Material provided
####################
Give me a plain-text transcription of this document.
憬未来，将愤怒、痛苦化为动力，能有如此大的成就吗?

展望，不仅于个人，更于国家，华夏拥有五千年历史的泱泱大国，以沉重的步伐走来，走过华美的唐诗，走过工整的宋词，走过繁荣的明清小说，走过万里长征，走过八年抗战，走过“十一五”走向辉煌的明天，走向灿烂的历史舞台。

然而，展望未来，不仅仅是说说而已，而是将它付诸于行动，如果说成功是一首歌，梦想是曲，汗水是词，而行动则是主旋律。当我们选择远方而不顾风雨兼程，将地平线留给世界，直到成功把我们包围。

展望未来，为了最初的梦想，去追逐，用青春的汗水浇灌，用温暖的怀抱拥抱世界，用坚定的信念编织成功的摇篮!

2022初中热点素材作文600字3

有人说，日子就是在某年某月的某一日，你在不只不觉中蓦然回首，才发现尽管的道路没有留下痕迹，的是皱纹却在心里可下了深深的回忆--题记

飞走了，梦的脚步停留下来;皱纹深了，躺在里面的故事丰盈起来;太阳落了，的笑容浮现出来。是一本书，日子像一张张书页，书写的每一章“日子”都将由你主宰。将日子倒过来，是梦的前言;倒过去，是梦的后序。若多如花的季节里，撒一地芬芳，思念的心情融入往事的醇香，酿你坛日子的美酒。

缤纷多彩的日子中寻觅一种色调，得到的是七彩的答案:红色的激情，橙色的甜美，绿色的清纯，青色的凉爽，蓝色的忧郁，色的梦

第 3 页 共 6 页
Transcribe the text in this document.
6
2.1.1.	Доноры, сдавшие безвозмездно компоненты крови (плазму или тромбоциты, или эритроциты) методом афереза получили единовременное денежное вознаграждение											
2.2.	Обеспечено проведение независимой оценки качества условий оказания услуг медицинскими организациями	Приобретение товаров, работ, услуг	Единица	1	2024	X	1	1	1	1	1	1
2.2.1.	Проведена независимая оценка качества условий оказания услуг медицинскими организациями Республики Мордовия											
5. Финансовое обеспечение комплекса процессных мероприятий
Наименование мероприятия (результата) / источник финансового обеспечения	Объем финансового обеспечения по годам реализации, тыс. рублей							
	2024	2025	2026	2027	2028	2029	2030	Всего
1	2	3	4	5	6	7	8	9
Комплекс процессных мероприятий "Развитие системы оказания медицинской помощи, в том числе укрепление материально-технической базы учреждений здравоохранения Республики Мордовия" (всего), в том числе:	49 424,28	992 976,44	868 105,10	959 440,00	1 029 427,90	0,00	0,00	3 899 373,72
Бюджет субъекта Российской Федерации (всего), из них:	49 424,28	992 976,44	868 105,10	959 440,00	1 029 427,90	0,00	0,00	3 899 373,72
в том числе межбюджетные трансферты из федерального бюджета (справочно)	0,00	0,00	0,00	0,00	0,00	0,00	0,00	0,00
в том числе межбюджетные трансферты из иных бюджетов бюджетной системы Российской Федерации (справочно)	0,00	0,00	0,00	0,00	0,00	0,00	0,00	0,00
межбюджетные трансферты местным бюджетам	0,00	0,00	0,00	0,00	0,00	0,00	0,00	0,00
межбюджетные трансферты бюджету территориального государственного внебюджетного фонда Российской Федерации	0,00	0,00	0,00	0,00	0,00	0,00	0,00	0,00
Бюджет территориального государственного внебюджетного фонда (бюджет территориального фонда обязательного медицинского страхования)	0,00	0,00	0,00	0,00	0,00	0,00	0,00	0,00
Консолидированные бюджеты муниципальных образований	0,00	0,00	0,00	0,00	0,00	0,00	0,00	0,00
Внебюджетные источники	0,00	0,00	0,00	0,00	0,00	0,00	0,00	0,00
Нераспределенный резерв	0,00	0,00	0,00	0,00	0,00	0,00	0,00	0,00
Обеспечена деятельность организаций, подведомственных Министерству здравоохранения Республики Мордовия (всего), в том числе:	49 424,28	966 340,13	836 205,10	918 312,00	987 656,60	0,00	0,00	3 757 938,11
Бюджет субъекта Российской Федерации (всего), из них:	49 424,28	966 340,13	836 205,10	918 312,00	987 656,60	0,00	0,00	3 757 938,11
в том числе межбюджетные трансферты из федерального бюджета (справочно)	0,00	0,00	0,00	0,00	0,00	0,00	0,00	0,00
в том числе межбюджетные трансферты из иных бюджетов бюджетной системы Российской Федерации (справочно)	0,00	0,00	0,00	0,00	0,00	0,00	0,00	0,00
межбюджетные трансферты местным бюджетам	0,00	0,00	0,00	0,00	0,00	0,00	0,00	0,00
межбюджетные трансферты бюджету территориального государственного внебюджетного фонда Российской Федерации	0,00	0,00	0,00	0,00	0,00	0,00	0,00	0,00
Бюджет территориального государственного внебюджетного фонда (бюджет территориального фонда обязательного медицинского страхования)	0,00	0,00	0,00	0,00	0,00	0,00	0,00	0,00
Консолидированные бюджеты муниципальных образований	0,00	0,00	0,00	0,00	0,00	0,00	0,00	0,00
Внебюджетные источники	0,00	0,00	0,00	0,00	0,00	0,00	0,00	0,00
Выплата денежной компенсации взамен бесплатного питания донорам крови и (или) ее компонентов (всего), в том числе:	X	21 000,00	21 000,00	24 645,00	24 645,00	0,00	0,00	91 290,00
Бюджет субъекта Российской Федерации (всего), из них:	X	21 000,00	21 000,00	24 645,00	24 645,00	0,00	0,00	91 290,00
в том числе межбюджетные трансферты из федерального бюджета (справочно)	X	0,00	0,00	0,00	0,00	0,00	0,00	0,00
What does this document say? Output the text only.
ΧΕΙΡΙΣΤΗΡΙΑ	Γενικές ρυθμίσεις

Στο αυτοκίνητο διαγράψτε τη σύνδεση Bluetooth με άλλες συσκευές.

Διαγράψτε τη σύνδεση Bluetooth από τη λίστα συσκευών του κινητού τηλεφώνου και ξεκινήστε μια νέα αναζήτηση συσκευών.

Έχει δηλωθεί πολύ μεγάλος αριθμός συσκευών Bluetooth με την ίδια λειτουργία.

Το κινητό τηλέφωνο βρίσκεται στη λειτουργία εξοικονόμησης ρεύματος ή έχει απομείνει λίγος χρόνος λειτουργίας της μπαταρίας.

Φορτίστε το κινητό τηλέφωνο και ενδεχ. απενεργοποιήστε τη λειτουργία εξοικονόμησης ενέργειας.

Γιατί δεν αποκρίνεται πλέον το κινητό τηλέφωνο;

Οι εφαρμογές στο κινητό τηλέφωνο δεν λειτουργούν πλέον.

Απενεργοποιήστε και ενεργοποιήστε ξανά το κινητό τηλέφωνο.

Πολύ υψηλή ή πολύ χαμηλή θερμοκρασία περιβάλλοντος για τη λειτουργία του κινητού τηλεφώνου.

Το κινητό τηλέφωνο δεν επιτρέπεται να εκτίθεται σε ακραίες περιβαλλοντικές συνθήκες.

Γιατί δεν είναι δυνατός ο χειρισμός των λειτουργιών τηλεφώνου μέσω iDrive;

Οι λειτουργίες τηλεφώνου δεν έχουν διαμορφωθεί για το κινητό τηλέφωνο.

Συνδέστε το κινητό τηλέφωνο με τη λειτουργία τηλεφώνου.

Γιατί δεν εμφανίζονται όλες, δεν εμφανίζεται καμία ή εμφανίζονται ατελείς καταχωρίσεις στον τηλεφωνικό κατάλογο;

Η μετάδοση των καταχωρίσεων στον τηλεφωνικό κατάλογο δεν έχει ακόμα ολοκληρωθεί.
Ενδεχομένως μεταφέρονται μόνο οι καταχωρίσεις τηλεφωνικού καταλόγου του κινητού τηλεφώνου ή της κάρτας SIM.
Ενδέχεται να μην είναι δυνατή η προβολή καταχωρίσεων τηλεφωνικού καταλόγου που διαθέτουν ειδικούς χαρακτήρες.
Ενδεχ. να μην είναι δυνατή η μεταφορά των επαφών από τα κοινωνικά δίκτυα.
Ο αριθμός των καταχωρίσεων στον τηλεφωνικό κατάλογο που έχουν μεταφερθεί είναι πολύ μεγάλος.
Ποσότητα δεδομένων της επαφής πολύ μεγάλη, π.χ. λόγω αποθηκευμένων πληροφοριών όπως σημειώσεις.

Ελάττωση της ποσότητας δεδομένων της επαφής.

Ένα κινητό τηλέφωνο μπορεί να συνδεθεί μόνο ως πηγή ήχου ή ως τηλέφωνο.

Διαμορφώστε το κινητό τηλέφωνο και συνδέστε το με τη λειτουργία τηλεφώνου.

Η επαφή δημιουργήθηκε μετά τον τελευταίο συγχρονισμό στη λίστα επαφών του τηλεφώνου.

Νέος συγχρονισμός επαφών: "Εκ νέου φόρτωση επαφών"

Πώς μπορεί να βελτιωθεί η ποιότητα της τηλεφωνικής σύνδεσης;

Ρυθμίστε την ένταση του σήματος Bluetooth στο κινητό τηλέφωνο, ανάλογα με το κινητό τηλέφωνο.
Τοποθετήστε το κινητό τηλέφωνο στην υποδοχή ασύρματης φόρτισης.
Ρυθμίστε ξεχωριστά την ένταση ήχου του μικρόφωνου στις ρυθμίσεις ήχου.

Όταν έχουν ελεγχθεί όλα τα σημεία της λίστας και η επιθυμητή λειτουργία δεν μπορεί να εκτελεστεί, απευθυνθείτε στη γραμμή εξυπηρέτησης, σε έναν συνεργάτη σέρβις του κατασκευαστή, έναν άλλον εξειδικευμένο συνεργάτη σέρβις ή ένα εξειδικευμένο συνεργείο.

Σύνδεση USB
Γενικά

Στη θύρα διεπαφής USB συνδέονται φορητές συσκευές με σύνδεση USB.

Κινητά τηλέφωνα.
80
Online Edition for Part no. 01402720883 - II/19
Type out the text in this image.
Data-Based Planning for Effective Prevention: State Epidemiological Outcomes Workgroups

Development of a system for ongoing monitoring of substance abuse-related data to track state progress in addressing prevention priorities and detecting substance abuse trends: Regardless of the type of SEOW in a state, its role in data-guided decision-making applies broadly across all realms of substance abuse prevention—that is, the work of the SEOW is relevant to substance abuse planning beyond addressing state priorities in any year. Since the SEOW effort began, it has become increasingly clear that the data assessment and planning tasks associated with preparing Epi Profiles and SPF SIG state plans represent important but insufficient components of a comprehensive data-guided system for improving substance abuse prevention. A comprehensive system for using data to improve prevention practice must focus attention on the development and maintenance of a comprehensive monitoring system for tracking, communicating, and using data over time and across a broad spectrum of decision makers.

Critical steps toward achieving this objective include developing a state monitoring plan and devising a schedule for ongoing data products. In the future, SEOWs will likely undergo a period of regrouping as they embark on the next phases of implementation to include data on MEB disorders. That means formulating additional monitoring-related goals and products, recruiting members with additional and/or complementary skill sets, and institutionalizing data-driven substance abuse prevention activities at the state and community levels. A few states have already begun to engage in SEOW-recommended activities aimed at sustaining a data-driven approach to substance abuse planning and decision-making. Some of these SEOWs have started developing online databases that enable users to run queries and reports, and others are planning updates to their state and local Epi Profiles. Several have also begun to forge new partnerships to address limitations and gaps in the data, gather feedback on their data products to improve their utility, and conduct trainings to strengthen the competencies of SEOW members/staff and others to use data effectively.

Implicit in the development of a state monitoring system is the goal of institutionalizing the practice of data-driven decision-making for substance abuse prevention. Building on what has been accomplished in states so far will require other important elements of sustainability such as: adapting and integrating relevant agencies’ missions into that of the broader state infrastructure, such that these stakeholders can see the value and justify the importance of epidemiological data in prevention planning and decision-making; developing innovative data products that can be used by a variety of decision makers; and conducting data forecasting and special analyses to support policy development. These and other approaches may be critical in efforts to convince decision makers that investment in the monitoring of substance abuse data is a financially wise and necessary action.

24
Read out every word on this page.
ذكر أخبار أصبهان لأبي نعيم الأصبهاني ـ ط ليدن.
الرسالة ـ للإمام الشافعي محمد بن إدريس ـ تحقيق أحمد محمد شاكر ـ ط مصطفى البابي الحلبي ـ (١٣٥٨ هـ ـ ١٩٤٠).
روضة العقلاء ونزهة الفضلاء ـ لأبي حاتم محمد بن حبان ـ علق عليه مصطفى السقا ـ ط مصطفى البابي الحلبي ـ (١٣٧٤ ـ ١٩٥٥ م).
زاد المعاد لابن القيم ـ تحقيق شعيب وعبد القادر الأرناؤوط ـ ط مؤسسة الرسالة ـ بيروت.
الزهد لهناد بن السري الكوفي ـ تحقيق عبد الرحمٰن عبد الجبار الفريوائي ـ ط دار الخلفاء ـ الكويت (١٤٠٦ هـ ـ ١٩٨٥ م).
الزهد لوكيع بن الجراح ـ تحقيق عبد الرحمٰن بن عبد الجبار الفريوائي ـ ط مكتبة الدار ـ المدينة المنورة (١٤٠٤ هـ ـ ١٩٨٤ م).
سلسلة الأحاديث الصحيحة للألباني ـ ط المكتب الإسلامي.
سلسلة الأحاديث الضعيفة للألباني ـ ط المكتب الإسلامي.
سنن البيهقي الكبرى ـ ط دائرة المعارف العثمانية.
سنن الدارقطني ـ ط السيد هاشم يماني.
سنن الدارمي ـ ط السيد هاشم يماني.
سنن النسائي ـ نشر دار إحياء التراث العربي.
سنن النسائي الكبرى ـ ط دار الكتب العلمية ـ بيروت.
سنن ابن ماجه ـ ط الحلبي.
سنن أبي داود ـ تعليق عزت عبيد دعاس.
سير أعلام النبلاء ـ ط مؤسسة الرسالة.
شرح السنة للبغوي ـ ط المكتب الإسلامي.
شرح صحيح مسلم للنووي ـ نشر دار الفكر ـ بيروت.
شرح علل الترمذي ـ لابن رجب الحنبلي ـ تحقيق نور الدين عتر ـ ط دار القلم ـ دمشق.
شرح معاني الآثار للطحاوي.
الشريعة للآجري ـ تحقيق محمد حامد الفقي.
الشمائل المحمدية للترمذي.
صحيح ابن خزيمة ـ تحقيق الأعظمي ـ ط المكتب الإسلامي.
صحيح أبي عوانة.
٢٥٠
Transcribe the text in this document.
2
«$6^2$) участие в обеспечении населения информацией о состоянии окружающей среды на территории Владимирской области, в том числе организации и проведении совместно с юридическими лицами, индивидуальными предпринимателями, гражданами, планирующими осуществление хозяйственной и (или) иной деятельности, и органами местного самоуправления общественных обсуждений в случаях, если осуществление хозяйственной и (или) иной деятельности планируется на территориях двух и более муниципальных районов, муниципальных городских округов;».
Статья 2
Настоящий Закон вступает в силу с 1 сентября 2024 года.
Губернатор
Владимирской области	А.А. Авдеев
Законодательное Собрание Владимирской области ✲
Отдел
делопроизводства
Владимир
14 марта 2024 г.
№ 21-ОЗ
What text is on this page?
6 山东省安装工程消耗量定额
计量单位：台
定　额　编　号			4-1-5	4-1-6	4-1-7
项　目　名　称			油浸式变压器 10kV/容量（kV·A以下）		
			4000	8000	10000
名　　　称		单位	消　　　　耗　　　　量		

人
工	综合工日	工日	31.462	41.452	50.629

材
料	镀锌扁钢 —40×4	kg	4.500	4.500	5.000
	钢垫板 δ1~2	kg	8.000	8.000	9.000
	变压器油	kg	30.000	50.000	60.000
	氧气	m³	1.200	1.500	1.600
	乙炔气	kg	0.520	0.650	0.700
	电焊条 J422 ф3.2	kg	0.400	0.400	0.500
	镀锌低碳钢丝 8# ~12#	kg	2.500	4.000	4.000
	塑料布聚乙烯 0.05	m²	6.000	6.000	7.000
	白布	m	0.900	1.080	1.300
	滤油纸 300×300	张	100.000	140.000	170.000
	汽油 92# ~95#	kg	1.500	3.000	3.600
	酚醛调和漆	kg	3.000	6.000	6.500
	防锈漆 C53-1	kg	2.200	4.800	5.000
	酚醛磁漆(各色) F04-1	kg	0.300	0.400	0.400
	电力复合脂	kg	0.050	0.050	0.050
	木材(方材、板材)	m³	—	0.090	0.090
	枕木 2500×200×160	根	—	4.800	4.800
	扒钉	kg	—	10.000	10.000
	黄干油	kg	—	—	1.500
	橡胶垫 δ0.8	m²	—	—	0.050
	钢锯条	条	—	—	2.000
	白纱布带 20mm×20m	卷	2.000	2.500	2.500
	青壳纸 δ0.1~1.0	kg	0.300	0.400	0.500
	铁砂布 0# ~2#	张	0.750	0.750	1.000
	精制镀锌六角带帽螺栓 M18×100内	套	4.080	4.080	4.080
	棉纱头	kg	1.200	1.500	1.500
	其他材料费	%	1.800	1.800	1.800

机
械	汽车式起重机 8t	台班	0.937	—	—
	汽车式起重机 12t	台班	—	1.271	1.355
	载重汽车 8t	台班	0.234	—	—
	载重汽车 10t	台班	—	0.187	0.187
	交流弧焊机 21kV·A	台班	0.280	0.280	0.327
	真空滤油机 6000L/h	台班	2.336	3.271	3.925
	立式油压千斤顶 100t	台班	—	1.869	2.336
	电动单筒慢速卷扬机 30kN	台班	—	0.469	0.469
####################
Description of the task
Pull out all lines containing the word "مصطفى" from the entries above.

Answer to this task
الرسالة ـ للإمام الشافعي محمد بن إدريس ـ تحقيق أحمد محمد شاكر ـ ط مصطفى البابي الحلبي ـ (١٣٥٨ هـ ـ ١٩٤٠).
روضة العقلاء ونزهة الفضلاء ـ لأبي حاتم محمد بن حبان ـ علق عليه مصطفى السقا ـ ط مصطفى البابي الحلبي ـ (١٣٧٤ ـ ١٩٥٥ م).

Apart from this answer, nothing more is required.